* **WRITTEN REQUEST**:
Output the records exactly as they appear, with no pictures included.

* **RECORDS FOR THIS EXERCISE**:

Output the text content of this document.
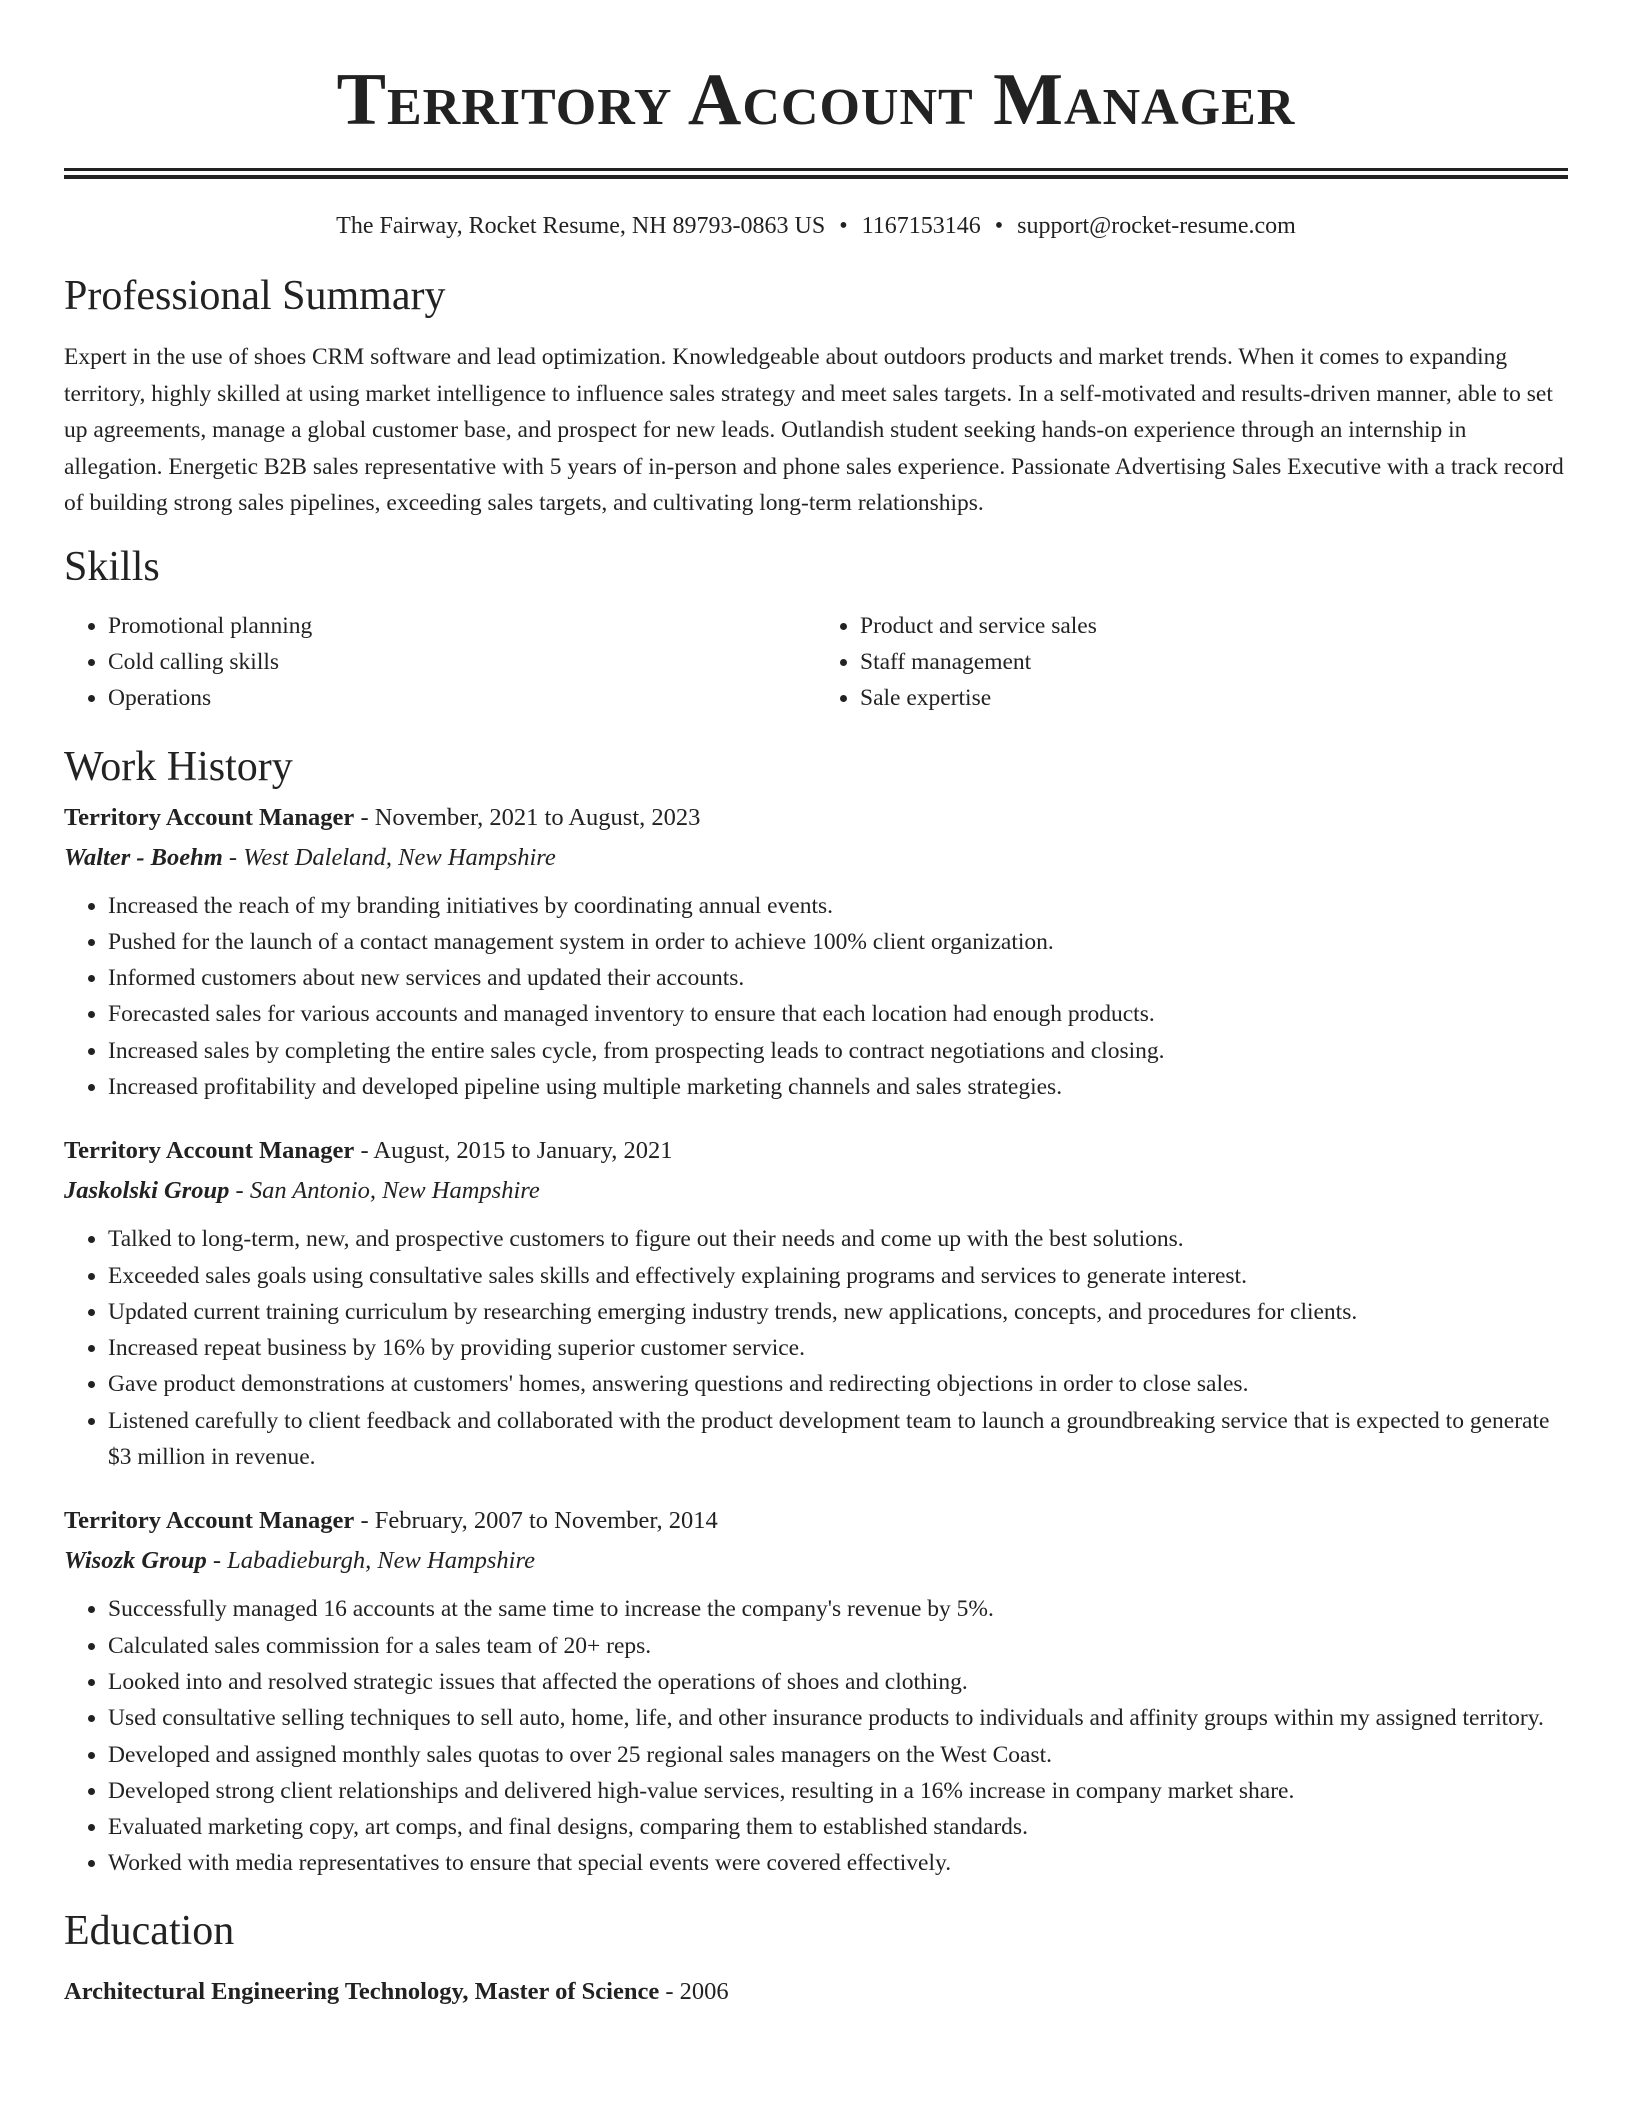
Territory Account Manager
The Fairway, Rocket Resume, NH 89793-0863 US • 1167153146 • support@rocket-resume.com
Professional Summary

Expert in the use of shoes CRM software and lead optimization. Knowledgeable about outdoors products and market trends. When it comes to expanding territory, highly skilled at using market intelligence to influence sales strategy and meet sales targets. In a self-motivated and results-driven manner, able to set up agreements, manage a global customer base, and prospect for new leads. Outlandish student seeking hands-on experience through an internship in allegation. Energetic B2B sales representative with 5 years of in-person and phone sales experience. Passionate Advertising Sales Executive with a track record of building strong sales pipelines, exceeding sales targets, and cultivating long-term relationships.

Skills
• Promotional planning
• Cold calling skills
• Operations
• Product and service sales
• Staff management
• Sale expertise
Work History
Territory Account Manager - November, 2021 to August, 2023
Walter - Boehm - West Daleland, New Hampshire
• Increased the reach of my branding initiatives by coordinating annual events.
• Pushed for the launch of a contact management system in order to achieve 100% client organization.
• Informed customers about new services and updated their accounts.
• Forecasted sales for various accounts and managed inventory to ensure that each location had enough products.
• Increased sales by completing the entire sales cycle, from prospecting leads to contract negotiations and closing.
• Increased profitability and developed pipeline using multiple marketing channels and sales strategies.
Territory Account Manager - August, 2015 to January, 2021
Jaskolski Group - San Antonio, New Hampshire
• Talked to long-term, new, and prospective customers to figure out their needs and come up with the best solutions.
• Exceeded sales goals using consultative sales skills and effectively explaining programs and services to generate interest.
• Updated current training curriculum by researching emerging industry trends, new applications, concepts, and procedures for clients.
• Increased repeat business by 16% by providing superior customer service.
• Gave product demonstrations at customers' homes, answering questions and redirecting objections in order to close sales.
• Listened carefully to client feedback and collaborated with the product development team to launch a groundbreaking service that is expected to generate $3 million in revenue.
Territory Account Manager - February, 2007 to November, 2014
Wisozk Group - Labadieburgh, New Hampshire
• Successfully managed 16 accounts at the same time to increase the company's revenue by 5%.
• Calculated sales commission for a sales team of 20+ reps.
• Looked into and resolved strategic issues that affected the operations of shoes and clothing.
• Used consultative selling techniques to sell auto, home, life, and other insurance products to individuals and affinity groups within my assigned territory.
• Developed and assigned monthly sales quotas to over 25 regional sales managers on the West Coast.
• Developed strong client relationships and delivered high-value services, resulting in a 16% increase in company market share.
• Evaluated marketing copy, art comps, and final designs, comparing them to established standards.
• Worked with media representatives to ensure that special events were covered effectively.
Education
Architectural Engineering Technology, Master of Science - 2006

* **RESPONSE TO THE EXERCISE**:
Output the text content of this document.
Territory Account Manager
The Fairway, Rocket Resume, NH 89793-0863 US • 1167153146 • support@rocket-resume.com
Professional Summary

Expert in the use of shoes CRM software and lead optimization. Knowledgeable about outdoors products and market trends. When it comes to expanding territory, highly skilled at using market intelligence to influence sales strategy and meet sales targets. In a self-motivated and results-driven manner, able to set up agreements, manage a global customer base, and prospect for new leads. Outlandish student seeking hands-on experience through an internship in allegation. Energetic B2B sales representative with 5 years of in-person and phone sales experience. Passionate Advertising Sales Executive with a track record of building strong sales pipelines, exceeding sales targets, and cultivating long-term relationships.

Skills
• Promotional planning
• Cold calling skills
• Operations
• Product and service sales
• Staff management
• Sale expertise
Work History
Territory Account Manager - November, 2021 to August, 2023
Walter - Boehm - West Daleland, New Hampshire
• Increased the reach of my branding initiatives by coordinating annual events.
• Pushed for the launch of a contact management system in order to achieve 100% client organization.
• Informed customers about new services and updated their accounts.
• Forecasted sales for various accounts and managed inventory to ensure that each location had enough products.
• Increased sales by completing the entire sales cycle, from prospecting leads to contract negotiations and closing.
• Increased profitability and developed pipeline using multiple marketing channels and sales strategies.
Territory Account Manager - August, 2015 to January, 2021
Jaskolski Group - San Antonio, New Hampshire
• Talked to long-term, new, and prospective customers to figure out their needs and come up with the best solutions.
• Exceeded sales goals using consultative sales skills and effectively explaining programs and services to generate interest.
• Updated current training curriculum by researching emerging industry trends, new applications, concepts, and procedures for clients.
• Increased repeat business by 16% by providing superior customer service.
• Gave product demonstrations at customers' homes, answering questions and redirecting objections in order to close sales.
• Listened carefully to client feedback and collaborated with the product development team to launch a groundbreaking service that is expected to generate $3 million in revenue.
Territory Account Manager - February, 2007 to November, 2014
Wisozk Group - Labadieburgh, New Hampshire
• Successfully managed 16 accounts at the same time to increase the company's revenue by 5%.
• Calculated sales commission for a sales team of 20+ reps.
• Looked into and resolved strategic issues that affected the operations of shoes and clothing.
• Used consultative selling techniques to sell auto, home, life, and other insurance products to individuals and affinity groups within my assigned territory.
• Developed and assigned monthly sales quotas to over 25 regional sales managers on the West Coast.
• Developed strong client relationships and delivered high-value services, resulting in a 16% increase in company market share.
• Evaluated marketing copy, art comps, and final designs, comparing them to established standards.
• Worked with media representatives to ensure that special events were covered effectively.
Education
Architectural Engineering Technology, Master of Science - 2006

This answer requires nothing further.